= Written request =
Without the images, output each record below as it stands.

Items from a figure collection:

start

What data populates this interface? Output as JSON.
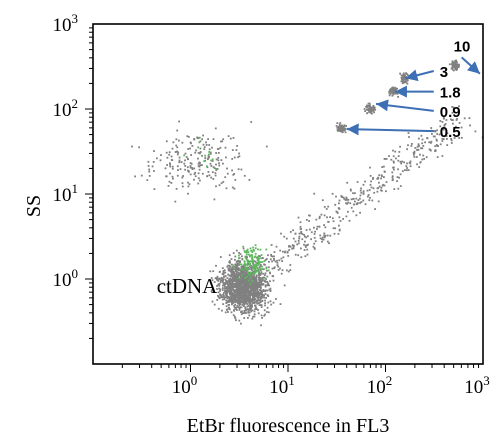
{
  "chart_data": {
    "type": "scatter",
    "xlabel": "EtBr fluorescence in FL3",
    "ylabel": "SS",
    "xscale": "log",
    "yscale": "log",
    "xlim": [
      0.1,
      1000
    ],
    "ylim": [
      0.1,
      1000
    ],
    "x_ticks": [
      {
        "value": 1,
        "base": "10",
        "exp": "0"
      },
      {
        "value": 10,
        "base": "10",
        "exp": "1"
      },
      {
        "value": 100,
        "base": "10",
        "exp": "2"
      },
      {
        "value": 1000,
        "base": "10",
        "exp": "3"
      }
    ],
    "y_ticks": [
      {
        "value": 1,
        "base": "10",
        "exp": "0"
      },
      {
        "value": 10,
        "base": "10",
        "exp": "1"
      },
      {
        "value": 100,
        "base": "10",
        "exp": "2"
      },
      {
        "value": 1000,
        "base": "10",
        "exp": "3"
      }
    ],
    "grid": false,
    "colors": {
      "points": "#808080",
      "highlight_points": "#5cb85c",
      "arrows": "#3d6fb5"
    },
    "clusters": [
      {
        "label": "ctDNA",
        "x": 3.5,
        "y": 0.8
      },
      {
        "label": "0.5",
        "x": 35,
        "y": 60
      },
      {
        "label": "0.9",
        "x": 70,
        "y": 100
      },
      {
        "label": "1.8",
        "x": 120,
        "y": 160
      },
      {
        "label": "3",
        "x": 160,
        "y": 230
      },
      {
        "label": "10",
        "x": 520,
        "y": 330
      }
    ],
    "annotations": [
      {
        "text": "ctDNA",
        "x": 0.45,
        "y": 0.8
      },
      {
        "text": "10",
        "x": 500,
        "y": 560,
        "arrow_to": [
          930,
          260
        ]
      },
      {
        "text": "3",
        "x": 360,
        "y": 280,
        "arrow_to": [
          160,
          230
        ]
      },
      {
        "text": "1.8",
        "x": 360,
        "y": 160,
        "arrow_to": [
          125,
          160
        ]
      },
      {
        "text": "0.9",
        "x": 360,
        "y": 95,
        "arrow_to": [
          80,
          115
        ]
      },
      {
        "text": "0.5",
        "x": 360,
        "y": 55,
        "arrow_to": [
          40,
          58
        ]
      }
    ]
  }
}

end

= Final result =
What data populates this interface? Output as JSON.
{
  "chart_data": {
    "type": "scatter",
    "xlabel": "EtBr fluorescence in FL3",
    "ylabel": "SS",
    "xscale": "log",
    "yscale": "log",
    "xlim": [
      0.1,
      1000
    ],
    "ylim": [
      0.1,
      1000
    ],
    "x_ticks": [
      {
        "value": 1,
        "base": "10",
        "exp": "0"
      },
      {
        "value": 10,
        "base": "10",
        "exp": "1"
      },
      {
        "value": 100,
        "base": "10",
        "exp": "2"
      },
      {
        "value": 1000,
        "base": "10",
        "exp": "3"
      }
    ],
    "y_ticks": [
      {
        "value": 1,
        "base": "10",
        "exp": "0"
      },
      {
        "value": 10,
        "base": "10",
        "exp": "1"
      },
      {
        "value": 100,
        "base": "10",
        "exp": "2"
      },
      {
        "value": 1000,
        "base": "10",
        "exp": "3"
      }
    ],
    "grid": false,
    "colors": {
      "points": "#808080",
      "highlight_points": "#5cb85c",
      "arrows": "#3d6fb5"
    },
    "clusters": [
      {
        "label": "ctDNA",
        "x": 3.5,
        "y": 0.8
      },
      {
        "label": "0.5",
        "x": 35,
        "y": 60
      },
      {
        "label": "0.9",
        "x": 70,
        "y": 100
      },
      {
        "label": "1.8",
        "x": 120,
        "y": 160
      },
      {
        "label": "3",
        "x": 160,
        "y": 230
      },
      {
        "label": "10",
        "x": 520,
        "y": 330
      }
    ],
    "annotations": [
      {
        "text": "ctDNA",
        "x": 0.45,
        "y": 0.8
      },
      {
        "text": "10",
        "x": 500,
        "y": 560,
        "arrow_to": [
          930,
          260
        ]
      },
      {
        "text": "3",
        "x": 360,
        "y": 280,
        "arrow_to": [
          160,
          230
        ]
      },
      {
        "text": "1.8",
        "x": 360,
        "y": 160,
        "arrow_to": [
          125,
          160
        ]
      },
      {
        "text": "0.9",
        "x": 360,
        "y": 95,
        "arrow_to": [
          80,
          115
        ]
      },
      {
        "text": "0.5",
        "x": 360,
        "y": 55,
        "arrow_to": [
          40,
          58
        ]
      }
    ]
  }
}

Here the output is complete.